• _TRECHO DO TEXTO_
◆ ◆ ◆ ◆
Investir em design de interiores de luxo seguindo tendências passageiras pode representar prejuízo significativo no momento da revenda do imóvel. É o que alerta a especialista Andria Tagliari, que defende que a escolha do projeto deve ser tratada como decisão financeira, e não apenas estética.
O custo de seguir modismos
Segundo Tagliari, ambientes decorados com base em tendências efêmeras tendem a desvalorizar mais rapidamente. “O design atemporal tem identidade bem construída e não depende de tendências para funcionar”, explica. Ela ressalta que compradores de imóveis de alto padrão buscam neutralidade e qualidade, não elementos datados.
Dados do mercado imobiliário de luxo indicam que imóveis com decoração clássica e sóbria podem valorizar até 15% a mais na revenda, enquanto os que seguem modismos podem sofrer deságio de até 20%.
◆ ◆ ◆ ◆
• _TAREFA A_
Responda com base no texto sobre design de interiores de luxo:
(i) Qual é o nome da especialista citada?
(ii) O que os compradores de imóveis de alto padrão procuram, segundo ela?
(iii) Qual deságio podem sofrer na revenda os imóveis que seguem modismos?
• _TAREFA B_
Para cada frase, diga se ela está de acordo com o texto sobre design de interiores de luxo. Responda sim ou não e copie as palavras do texto que decidem.
(i) Para a especialista, a escolha do projeto é apenas uma questão de gosto.
(ii) Imóveis com decoração clássica e sóbria podem valorizar até 15% a mais na revenda.
(iii) O design atemporal precisa das tendências para funcionar.
• _TAREFA C_
Prossiga com o texto sobre design de interiores de luxo a partir do ponto em que ele termina.

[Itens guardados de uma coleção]
◆ ◆ ◆ ◆
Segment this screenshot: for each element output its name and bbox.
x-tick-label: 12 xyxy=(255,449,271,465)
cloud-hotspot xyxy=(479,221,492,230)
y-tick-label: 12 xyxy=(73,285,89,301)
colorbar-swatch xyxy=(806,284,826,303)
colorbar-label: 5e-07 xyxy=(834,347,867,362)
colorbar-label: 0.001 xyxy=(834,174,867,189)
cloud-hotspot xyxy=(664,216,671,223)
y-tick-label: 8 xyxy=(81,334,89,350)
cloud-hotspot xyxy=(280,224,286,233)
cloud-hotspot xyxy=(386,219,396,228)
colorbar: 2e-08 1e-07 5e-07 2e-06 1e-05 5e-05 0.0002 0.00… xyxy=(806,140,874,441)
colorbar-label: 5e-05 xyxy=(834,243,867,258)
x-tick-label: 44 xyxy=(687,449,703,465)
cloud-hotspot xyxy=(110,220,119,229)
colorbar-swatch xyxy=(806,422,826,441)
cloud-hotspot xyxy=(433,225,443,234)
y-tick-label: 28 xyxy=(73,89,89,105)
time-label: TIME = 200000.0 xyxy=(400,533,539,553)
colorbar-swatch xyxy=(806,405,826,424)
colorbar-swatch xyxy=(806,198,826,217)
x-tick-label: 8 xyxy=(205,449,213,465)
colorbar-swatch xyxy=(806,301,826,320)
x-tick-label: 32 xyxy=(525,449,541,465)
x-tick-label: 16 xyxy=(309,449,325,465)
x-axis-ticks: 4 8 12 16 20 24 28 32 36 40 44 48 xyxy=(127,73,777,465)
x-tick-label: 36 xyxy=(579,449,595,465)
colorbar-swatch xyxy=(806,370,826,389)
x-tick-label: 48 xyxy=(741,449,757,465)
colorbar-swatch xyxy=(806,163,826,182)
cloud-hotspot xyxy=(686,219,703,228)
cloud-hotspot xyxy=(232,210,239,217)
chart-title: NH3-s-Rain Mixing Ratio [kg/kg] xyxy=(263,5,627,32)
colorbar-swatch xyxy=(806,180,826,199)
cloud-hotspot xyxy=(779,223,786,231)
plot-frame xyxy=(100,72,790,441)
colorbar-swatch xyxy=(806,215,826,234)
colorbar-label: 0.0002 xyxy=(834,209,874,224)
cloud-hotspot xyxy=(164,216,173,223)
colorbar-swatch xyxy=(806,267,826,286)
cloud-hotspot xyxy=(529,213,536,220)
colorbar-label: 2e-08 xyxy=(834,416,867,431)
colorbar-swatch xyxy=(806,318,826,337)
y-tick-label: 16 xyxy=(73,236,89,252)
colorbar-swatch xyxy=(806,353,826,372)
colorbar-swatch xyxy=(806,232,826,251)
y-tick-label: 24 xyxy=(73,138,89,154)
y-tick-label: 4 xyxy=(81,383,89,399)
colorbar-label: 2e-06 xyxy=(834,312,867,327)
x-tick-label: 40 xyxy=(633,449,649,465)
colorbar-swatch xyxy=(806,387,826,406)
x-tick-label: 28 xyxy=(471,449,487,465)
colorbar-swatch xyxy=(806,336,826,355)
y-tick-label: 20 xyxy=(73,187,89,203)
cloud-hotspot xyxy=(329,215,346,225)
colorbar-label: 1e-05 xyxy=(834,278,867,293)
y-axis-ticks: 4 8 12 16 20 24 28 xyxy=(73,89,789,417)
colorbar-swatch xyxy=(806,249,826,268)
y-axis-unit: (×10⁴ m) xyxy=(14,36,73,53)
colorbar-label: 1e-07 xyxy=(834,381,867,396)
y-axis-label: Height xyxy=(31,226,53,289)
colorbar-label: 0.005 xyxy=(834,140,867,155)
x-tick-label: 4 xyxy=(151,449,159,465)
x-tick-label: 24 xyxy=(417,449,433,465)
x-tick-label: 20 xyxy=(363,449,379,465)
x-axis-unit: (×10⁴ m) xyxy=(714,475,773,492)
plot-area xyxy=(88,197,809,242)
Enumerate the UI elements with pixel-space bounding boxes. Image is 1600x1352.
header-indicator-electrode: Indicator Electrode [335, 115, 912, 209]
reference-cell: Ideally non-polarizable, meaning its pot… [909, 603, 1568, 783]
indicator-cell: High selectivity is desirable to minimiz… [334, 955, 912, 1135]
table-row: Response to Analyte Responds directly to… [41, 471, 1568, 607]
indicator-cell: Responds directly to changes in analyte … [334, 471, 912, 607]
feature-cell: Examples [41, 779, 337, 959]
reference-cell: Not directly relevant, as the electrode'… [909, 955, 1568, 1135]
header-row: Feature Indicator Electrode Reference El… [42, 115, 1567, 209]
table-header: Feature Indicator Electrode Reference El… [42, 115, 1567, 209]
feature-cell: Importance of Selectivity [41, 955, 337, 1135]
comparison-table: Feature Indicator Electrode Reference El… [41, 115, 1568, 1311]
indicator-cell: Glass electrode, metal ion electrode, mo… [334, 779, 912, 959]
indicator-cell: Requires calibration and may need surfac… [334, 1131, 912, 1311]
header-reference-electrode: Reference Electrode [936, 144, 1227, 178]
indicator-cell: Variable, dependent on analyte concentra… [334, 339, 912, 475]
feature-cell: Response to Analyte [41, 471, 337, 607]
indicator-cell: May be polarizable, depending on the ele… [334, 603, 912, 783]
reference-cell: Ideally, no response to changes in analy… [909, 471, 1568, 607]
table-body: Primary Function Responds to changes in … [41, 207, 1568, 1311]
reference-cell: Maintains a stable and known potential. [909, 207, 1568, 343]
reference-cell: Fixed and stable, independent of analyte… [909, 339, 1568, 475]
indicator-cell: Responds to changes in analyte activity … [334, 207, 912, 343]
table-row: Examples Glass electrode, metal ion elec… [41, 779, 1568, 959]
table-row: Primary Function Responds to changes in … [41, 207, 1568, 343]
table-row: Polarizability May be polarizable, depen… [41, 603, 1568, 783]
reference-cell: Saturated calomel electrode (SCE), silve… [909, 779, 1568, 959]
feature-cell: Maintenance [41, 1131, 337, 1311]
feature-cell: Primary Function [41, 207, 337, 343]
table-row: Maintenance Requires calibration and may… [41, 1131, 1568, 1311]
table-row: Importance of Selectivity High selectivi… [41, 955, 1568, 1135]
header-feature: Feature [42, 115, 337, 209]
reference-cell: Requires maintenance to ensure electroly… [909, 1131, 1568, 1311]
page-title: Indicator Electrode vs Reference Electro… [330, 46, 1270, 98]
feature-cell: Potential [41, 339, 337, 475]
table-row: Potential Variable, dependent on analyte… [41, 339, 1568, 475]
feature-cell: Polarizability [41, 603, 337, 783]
◆ ◆ ◆ ◆
• _RESPOSTA A_
(i) Andria Tagliari.
(ii) Neutralidade e qualidade.
(iii) Até 20%.

• _RESPOSTA B_
(i) Não: "deve ser tratada como decisão financeira, e não apenas estética".
(ii) Sim: "imóveis com decoração clássica e sóbria podem valorizar até 15% a mais na revenda".
(iii) Não: "não depende de tendências para funcionar".

• _RESPOSTA C_
Decisão financeira, não estética
A especialista recomenda que o projeto de interiores priorize materiais nobres, linhas clean e versatilidade. “Móveis e revestimentos de qualidade, com design atemporal, são um investimento que se paga ao longo do tempo”, afirma. Ela sugere evitar cores muito vibrantes, estampas marcantes e itens de grife que possam rapidamente sair de moda.
Tagliari também destaca a importância de consultar um profissional especializado em avaliação patrimonial antes de reformar. “Muitas vezes o proprietário gasta uma fortuna em algo que não agrega valor real ao imóvel”, conclui.